• **RECORDS SHOWN**
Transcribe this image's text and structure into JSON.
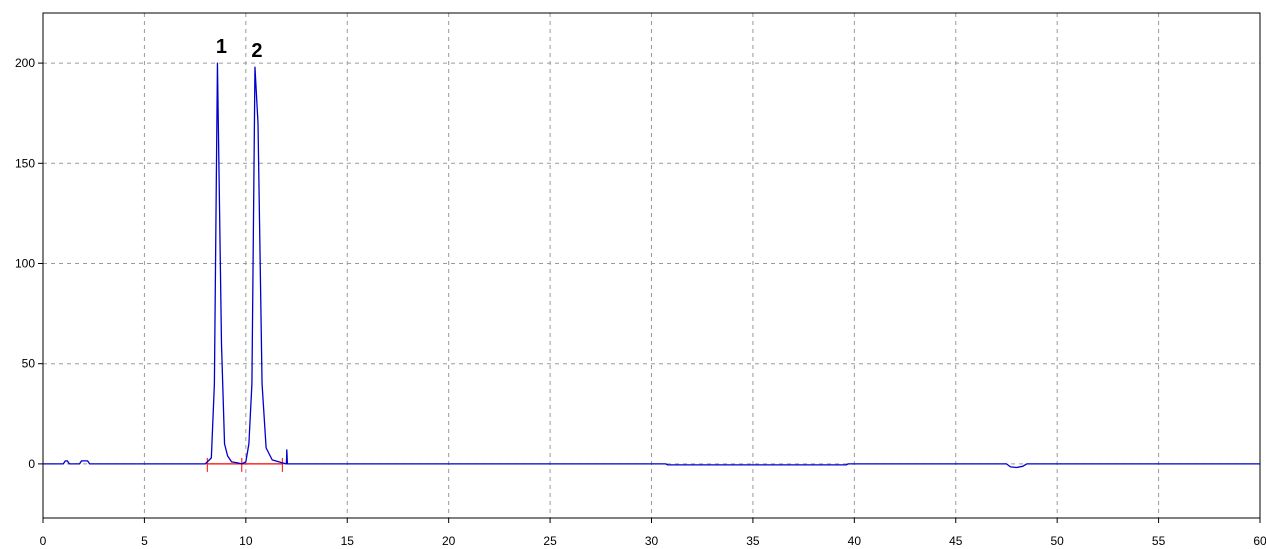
{
  "chart_data": {
    "type": "line",
    "title": "",
    "xlabel": "",
    "ylabel": "",
    "xlim": [
      0,
      60
    ],
    "ylim": [
      -27,
      225
    ],
    "x_ticks": [
      "0",
      "5",
      "10",
      "15",
      "20",
      "25",
      "30",
      "35",
      "40",
      "45",
      "50",
      "55",
      "60"
    ],
    "y_ticks": [
      "0",
      "50",
      "100",
      "150",
      "200"
    ],
    "grid": true,
    "grid_style": "dashed",
    "colors": {
      "trace": "#0000cc",
      "baseline": "#ff0000",
      "grid": "#9a9a9a",
      "axis": "#000000"
    },
    "series": [
      {
        "x": [
          0,
          1.0,
          1.1,
          1.2,
          1.3,
          1.8,
          1.9,
          2.2,
          2.3,
          8.0,
          8.3,
          8.45,
          8.6,
          8.8,
          8.95,
          9.1,
          9.3,
          9.6,
          9.8,
          10.0,
          10.15,
          10.3,
          10.45,
          10.6,
          10.8,
          11.0,
          11.3,
          11.8,
          12.0,
          12.02,
          12.05,
          30.7,
          30.8,
          39.6,
          39.7,
          47.5,
          47.7,
          48.0,
          48.3,
          48.5,
          60
        ],
        "y": [
          0,
          0,
          1.5,
          1.5,
          0,
          0,
          1.5,
          1.5,
          0,
          0,
          3,
          40,
          200,
          60,
          10,
          4,
          1,
          0.5,
          0,
          1,
          10,
          40,
          198,
          170,
          40,
          8,
          2,
          0.5,
          0,
          7,
          0,
          0,
          -0.5,
          -0.5,
          0,
          0,
          -1.5,
          -1.8,
          -1.2,
          0,
          0
        ]
      }
    ],
    "baselines": [
      {
        "x_start": 8.1,
        "x_end": 9.8
      },
      {
        "x_start": 9.8,
        "x_end": 11.8
      }
    ],
    "markers": [
      8.1,
      9.8,
      11.8
    ],
    "annotations": [
      {
        "text": "1",
        "x": 8.8,
        "y": 200
      },
      {
        "text": "2",
        "x": 10.55,
        "y": 198
      }
    ]
  }
}
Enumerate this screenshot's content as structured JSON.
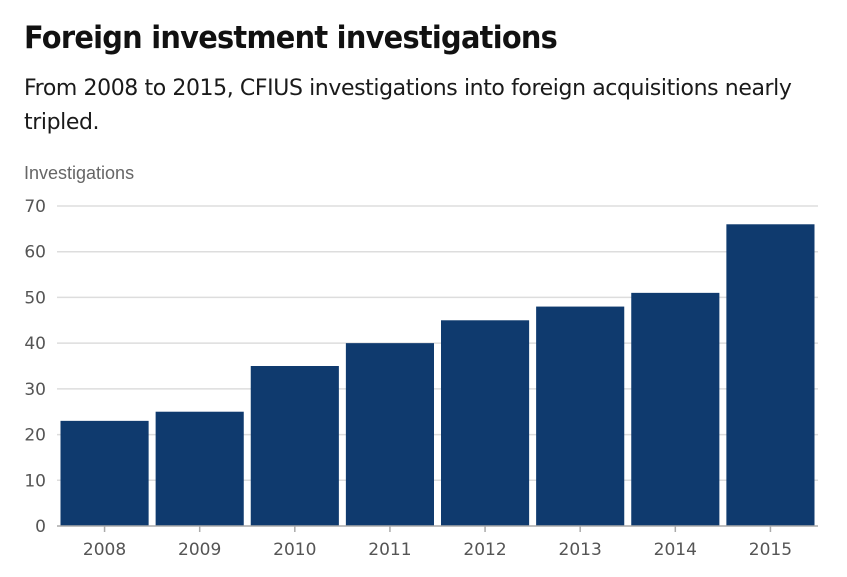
{
  "header": {
    "title": "Foreign investment investigations",
    "subtitle": "From 2008 to 2015, CFIUS investigations into foreign acquisitions nearly tripled."
  },
  "colors": {
    "bar": "#0f3a6e",
    "grid": "#dddddd",
    "axis": "#aaaaaa",
    "text": "#555555"
  },
  "chart_data": {
    "type": "bar",
    "title": "Foreign investment investigations",
    "subtitle": "From 2008 to 2015, CFIUS investigations into foreign acquisitions nearly tripled.",
    "xlabel": "",
    "ylabel": "Investigations",
    "categories": [
      "2008",
      "2009",
      "2010",
      "2011",
      "2012",
      "2013",
      "2014",
      "2015"
    ],
    "values": [
      23,
      25,
      35,
      40,
      45,
      48,
      51,
      66
    ],
    "ylim": [
      0,
      70
    ],
    "yticks": [
      0,
      10,
      20,
      30,
      40,
      50,
      60,
      70
    ],
    "grid": true,
    "legend": "none"
  }
}
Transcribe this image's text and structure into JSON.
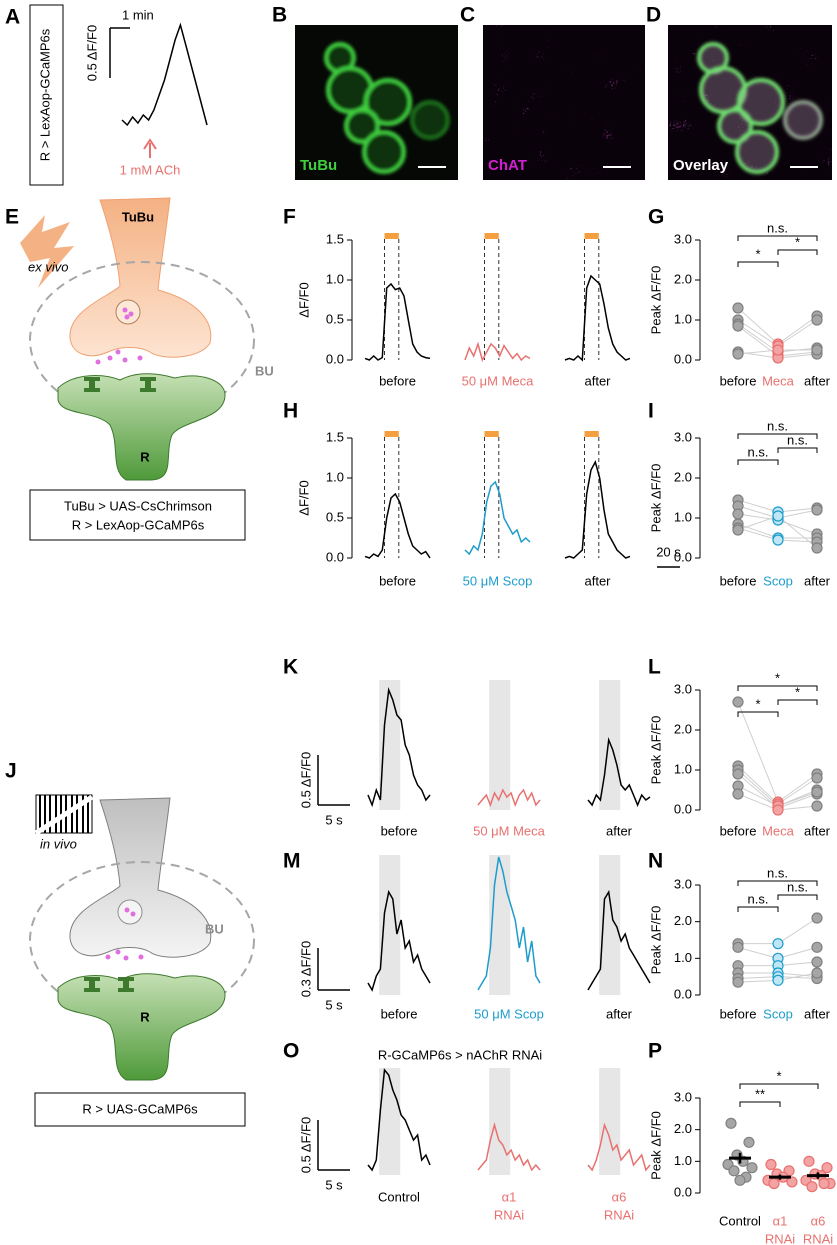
{
  "figure": {
    "A": {
      "genotype": "R > LexAop-GCaMP6s"
    },
    "B": {
      "letter": "B",
      "label": "TuBu"
    },
    "C": {
      "letter": "C",
      "label": "ChAT"
    },
    "D": {
      "letter": "D",
      "label": "Overlay"
    },
    "E": {
      "letter": "E",
      "prep": "ex vivo",
      "presynaptic": "TuBu",
      "region": "BU",
      "postsynaptic": "R",
      "genotype": [
        "TuBu > UAS-CsChrimson",
        "R > LexAop-GCaMP6s"
      ]
    },
    "J": {
      "letter": "J",
      "prep": "in vivo",
      "region": "BU",
      "postsynaptic": "R",
      "genotype": [
        "R > UAS-GCaMP6s"
      ]
    }
  },
  "chart_data": [
    {
      "type": "trace-scalebar",
      "letter": "A",
      "scale_x": "1 min",
      "scale_y": {
        "value": 0.5,
        "label": "0.5 ΔF/F0"
      },
      "annotation": "1 mM ACh",
      "annotation_color": "#e8716f",
      "conditions": [
        {
          "color": "#000000",
          "values": [
            0.05,
            0.0,
            0.08,
            0.02,
            0.1,
            0.05,
            0.15,
            0.3,
            0.45,
            0.65,
            0.85,
            1.0,
            0.8,
            0.6,
            0.4,
            0.2,
            0.0
          ]
        }
      ]
    },
    {
      "type": "trace-axis",
      "letter": "F",
      "ylabel": "ΔF/F0",
      "ylim": [
        0,
        1.5
      ],
      "yticks": [
        {
          "value": 0,
          "label": "0.0"
        },
        {
          "value": 0.5,
          "label": "0.5"
        },
        {
          "value": 1,
          "label": "1.0"
        },
        {
          "value": 1.5,
          "label": "1.5"
        }
      ],
      "stim_color": "#f5a040",
      "conditions": [
        {
          "label": "before",
          "color": "#000000",
          "values": [
            0.02,
            0.0,
            0.05,
            0.0,
            0.03,
            0.9,
            0.95,
            0.88,
            0.9,
            0.8,
            0.5,
            0.2,
            0.1,
            0.05,
            0.03,
            0.02
          ]
        },
        {
          "label": "50 μM Meca",
          "color": "#e8716f",
          "values": [
            0.0,
            0.15,
            0.05,
            0.2,
            0.0,
            0.1,
            0.2,
            0.15,
            0.05,
            0.18,
            0.1,
            0.02,
            0.08,
            0.0,
            0.05,
            0.02
          ]
        },
        {
          "label": "after",
          "color": "#000000",
          "values": [
            0.0,
            0.02,
            0.0,
            0.05,
            0.0,
            0.9,
            1.05,
            1.0,
            0.95,
            0.7,
            0.4,
            0.2,
            0.1,
            0.05,
            0.0,
            0.02
          ]
        }
      ]
    },
    {
      "type": "paired-dot",
      "letter": "G",
      "ylabel": "Peak ΔF/F0",
      "ylim": [
        0,
        3
      ],
      "yticks": [
        {
          "value": 0,
          "label": "0.0"
        },
        {
          "value": 1,
          "label": "1.0"
        },
        {
          "value": 2,
          "label": "2.0"
        },
        {
          "value": 3,
          "label": "3.0"
        }
      ],
      "categories": [
        "before",
        "Meca",
        "after"
      ],
      "category_colors": [
        "#000000",
        "#e8716f",
        "#000000"
      ],
      "point_colors": [
        "#a6a6a6",
        "#f3a3a3",
        "#a6a6a6"
      ],
      "values": [
        [
          1.3,
          1.0,
          0.9,
          0.85,
          0.2,
          0.15
        ],
        [
          0.4,
          0.35,
          0.2,
          0.1,
          0.05,
          0.25
        ],
        [
          1.1,
          1.0,
          0.3,
          0.2,
          0.15,
          0.25
        ]
      ],
      "significance": {
        "top": "n.s.",
        "left": "*",
        "right": "*"
      }
    },
    {
      "type": "trace-axis",
      "letter": "H",
      "ylabel": "ΔF/F0",
      "ylim": [
        0,
        1.5
      ],
      "yticks": [
        {
          "value": 0,
          "label": "0.0"
        },
        {
          "value": 0.5,
          "label": "0.5"
        },
        {
          "value": 1,
          "label": "1.0"
        },
        {
          "value": 1.5,
          "label": "1.5"
        }
      ],
      "stim_color": "#f5a040",
      "scale_x": "20 s",
      "conditions": [
        {
          "label": "before",
          "color": "#000000",
          "values": [
            0.02,
            0.0,
            0.05,
            0.02,
            0.1,
            0.5,
            0.75,
            0.8,
            0.7,
            0.5,
            0.3,
            0.15,
            0.1,
            0.05,
            0.08,
            0.0
          ]
        },
        {
          "label": "50 μM Scop",
          "color": "#1d9ccb",
          "values": [
            0.1,
            0.05,
            0.15,
            0.1,
            0.3,
            0.7,
            0.9,
            0.95,
            0.8,
            0.5,
            0.4,
            0.3,
            0.35,
            0.2,
            0.25,
            0.2
          ]
        },
        {
          "label": "after",
          "color": "#000000",
          "values": [
            0.0,
            0.02,
            0.0,
            0.05,
            0.1,
            0.8,
            1.1,
            1.2,
            1.0,
            0.6,
            0.3,
            0.2,
            0.1,
            0.05,
            0.0,
            0.02
          ]
        }
      ]
    },
    {
      "type": "paired-dot",
      "letter": "I",
      "ylabel": "Peak ΔF/F0",
      "ylim": [
        0,
        3
      ],
      "yticks": [
        {
          "value": 0,
          "label": "0.0"
        },
        {
          "value": 1,
          "label": "1.0"
        },
        {
          "value": 2,
          "label": "2.0"
        },
        {
          "value": 3,
          "label": "3.0"
        }
      ],
      "categories": [
        "before",
        "Scop",
        "after"
      ],
      "category_colors": [
        "#000000",
        "#1d9ccb",
        "#000000"
      ],
      "point_colors": [
        "#a6a6a6",
        "#bfe6f5",
        "#a6a6a6"
      ],
      "values": [
        [
          1.45,
          1.3,
          1.1,
          0.85,
          0.75,
          0.7
        ],
        [
          1.15,
          1.0,
          0.95,
          0.5,
          0.45,
          1.05
        ],
        [
          1.25,
          1.2,
          0.6,
          0.5,
          0.4,
          0.25
        ]
      ],
      "significance": {
        "top": "n.s.",
        "left": "n.s.",
        "right": "n.s."
      }
    },
    {
      "type": "trace-scalebar",
      "letter": "K",
      "scale_x": "5 s",
      "scale_y": {
        "value": 0.5,
        "label": "0.5 ΔF/F0"
      },
      "conditions": [
        {
          "label": "before",
          "color": "#000000",
          "values": [
            0.1,
            0.0,
            0.15,
            0.05,
            0.8,
            1.15,
            1.05,
            0.9,
            0.85,
            0.6,
            0.5,
            0.3,
            0.2,
            0.15,
            0.05,
            0.1
          ]
        },
        {
          "label": "50 μM Meca",
          "color": "#e8716f",
          "values": [
            0.0,
            0.05,
            0.1,
            0.0,
            0.12,
            0.05,
            0.15,
            0.08,
            0.12,
            0.0,
            0.1,
            0.15,
            0.05,
            0.12,
            0.0,
            0.05
          ]
        },
        {
          "label": "after",
          "color": "#000000",
          "values": [
            0.05,
            0.0,
            0.1,
            0.05,
            0.3,
            0.65,
            0.55,
            0.4,
            0.2,
            0.15,
            0.2,
            0.1,
            0.0,
            0.1,
            0.05,
            0.08
          ]
        }
      ]
    },
    {
      "type": "paired-dot",
      "letter": "L",
      "ylabel": "Peak ΔF/F0",
      "ylim": [
        0,
        3
      ],
      "yticks": [
        {
          "value": 0,
          "label": "0.0"
        },
        {
          "value": 1,
          "label": "1.0"
        },
        {
          "value": 2,
          "label": "2.0"
        },
        {
          "value": 3,
          "label": "3.0"
        }
      ],
      "categories": [
        "before",
        "Meca",
        "after"
      ],
      "category_colors": [
        "#000000",
        "#e8716f",
        "#000000"
      ],
      "point_colors": [
        "#a6a6a6",
        "#f3a3a3",
        "#a6a6a6"
      ],
      "values": [
        [
          2.7,
          1.1,
          1.0,
          0.9,
          0.6,
          0.4
        ],
        [
          0.2,
          0.15,
          0.1,
          0.05,
          0.1,
          0.0
        ],
        [
          0.9,
          0.8,
          0.5,
          0.4,
          0.45,
          0.1
        ]
      ],
      "significance": {
        "top": "*",
        "left": "*",
        "right": "*"
      }
    },
    {
      "type": "trace-scalebar",
      "letter": "M",
      "scale_x": "5 s",
      "scale_y": {
        "value": 0.3,
        "label": "0.3 ΔF/F0"
      },
      "conditions": [
        {
          "label": "before",
          "color": "#000000",
          "values": [
            0.05,
            0.0,
            0.1,
            0.15,
            0.55,
            0.7,
            0.65,
            0.4,
            0.5,
            0.3,
            0.35,
            0.2,
            0.25,
            0.15,
            0.1,
            0.05
          ]
        },
        {
          "label": "50 μM Scop",
          "color": "#1d9ccb",
          "values": [
            0.0,
            0.05,
            0.1,
            0.3,
            0.75,
            0.95,
            0.85,
            0.7,
            0.6,
            0.5,
            0.3,
            0.45,
            0.2,
            0.35,
            0.1,
            0.05
          ]
        },
        {
          "label": "after",
          "color": "#000000",
          "values": [
            0.0,
            0.05,
            0.1,
            0.15,
            0.65,
            0.7,
            0.5,
            0.45,
            0.35,
            0.4,
            0.3,
            0.25,
            0.2,
            0.15,
            0.1,
            0.05
          ]
        }
      ]
    },
    {
      "type": "paired-dot",
      "letter": "N",
      "ylabel": "Peak ΔF/F0",
      "ylim": [
        0,
        3
      ],
      "yticks": [
        {
          "value": 0,
          "label": "0.0"
        },
        {
          "value": 1,
          "label": "1.0"
        },
        {
          "value": 2,
          "label": "2.0"
        },
        {
          "value": 3,
          "label": "3.0"
        }
      ],
      "categories": [
        "before",
        "Scop",
        "after"
      ],
      "category_colors": [
        "#000000",
        "#1d9ccb",
        "#000000"
      ],
      "point_colors": [
        "#a6a6a6",
        "#bfe6f5",
        "#a6a6a6"
      ],
      "values": [
        [
          1.4,
          1.3,
          0.8,
          0.6,
          0.45,
          0.35
        ],
        [
          1.4,
          1.0,
          0.8,
          0.6,
          0.5,
          0.4
        ],
        [
          2.1,
          1.3,
          0.9,
          0.5,
          0.45,
          0.6
        ]
      ],
      "significance": {
        "top": "n.s.",
        "left": "n.s.",
        "right": "n.s."
      }
    },
    {
      "type": "trace-scalebar",
      "letter": "O",
      "title": "R-GCaMP6s > nAChR RNAi",
      "scale_x": "5 s",
      "scale_y": {
        "value": 0.5,
        "label": "0.5 ΔF/F0"
      },
      "conditions": [
        {
          "label": [
            "Control"
          ],
          "color": "#000000",
          "values": [
            0.05,
            0.0,
            0.1,
            0.6,
            1.0,
            0.95,
            0.8,
            0.7,
            0.55,
            0.5,
            0.4,
            0.3,
            0.35,
            0.1,
            0.15,
            0.05
          ]
        },
        {
          "label": [
            "α1",
            "RNAi"
          ],
          "color": "#e8716f",
          "values": [
            0.0,
            0.05,
            0.1,
            0.3,
            0.45,
            0.3,
            0.25,
            0.15,
            0.2,
            0.1,
            0.15,
            0.05,
            0.1,
            0.0,
            0.05,
            0.0
          ]
        },
        {
          "label": [
            "α6",
            "RNAi"
          ],
          "color": "#e8716f",
          "values": [
            0.05,
            0.0,
            0.1,
            0.25,
            0.45,
            0.35,
            0.2,
            0.25,
            0.1,
            0.15,
            0.2,
            0.05,
            0.1,
            0.15,
            0.0,
            0.05
          ]
        }
      ]
    },
    {
      "type": "dot-mean-sem",
      "letter": "P",
      "ylabel": "Peak ΔF/F0",
      "ylim": [
        0,
        3
      ],
      "yticks": [
        {
          "value": 0,
          "label": "0.0"
        },
        {
          "value": 1,
          "label": "1.0"
        },
        {
          "value": 2,
          "label": "2.0"
        },
        {
          "value": 3,
          "label": "3.0"
        }
      ],
      "categories": [
        "Control",
        [
          "α1",
          "RNAi"
        ],
        [
          "α6",
          "RNAi"
        ]
      ],
      "category_colors": [
        "#000000",
        "#e8716f",
        "#e8716f"
      ],
      "point_colors": [
        "#a6a6a6",
        "#f3a3a3",
        "#f3a3a3"
      ],
      "values": [
        [
          2.2,
          1.6,
          1.2,
          1.0,
          0.9,
          0.8,
          0.7,
          0.5,
          0.4
        ],
        [
          0.9,
          0.7,
          0.6,
          0.5,
          0.4,
          0.35,
          0.3
        ],
        [
          1.0,
          0.8,
          0.6,
          0.55,
          0.4,
          0.3,
          0.2,
          0.3
        ]
      ],
      "means": [
        1.1,
        0.5,
        0.55
      ],
      "sem": [
        0.17,
        0.08,
        0.1
      ],
      "significance": {
        "top": "*",
        "left": "**"
      }
    }
  ]
}
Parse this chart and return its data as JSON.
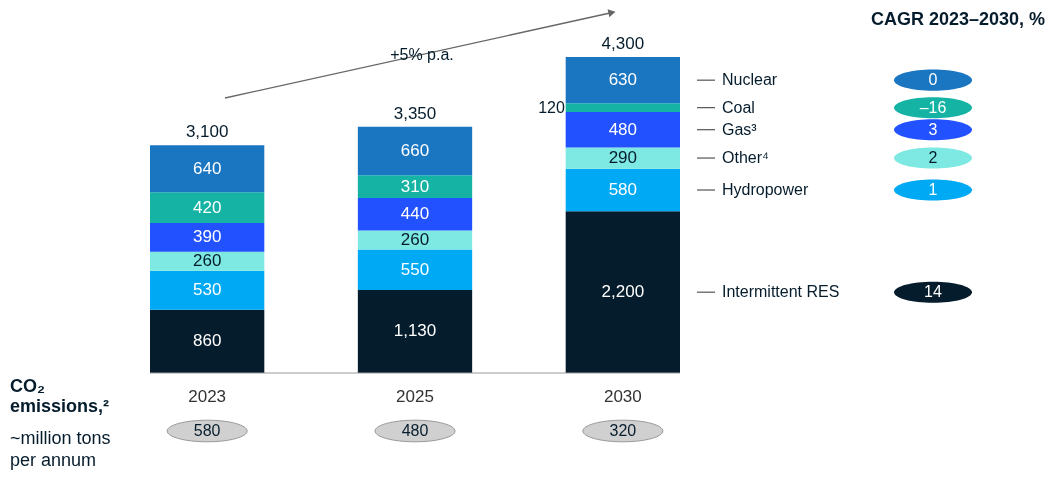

• **EXERCISE DESCRIPTION**
Pull every line containing "LexAop" from the data.

• **EXERCISE RESULT**
      "genotype": "R > LexAop-GCaMP6s"
        "R > LexAop-GCaMP6s"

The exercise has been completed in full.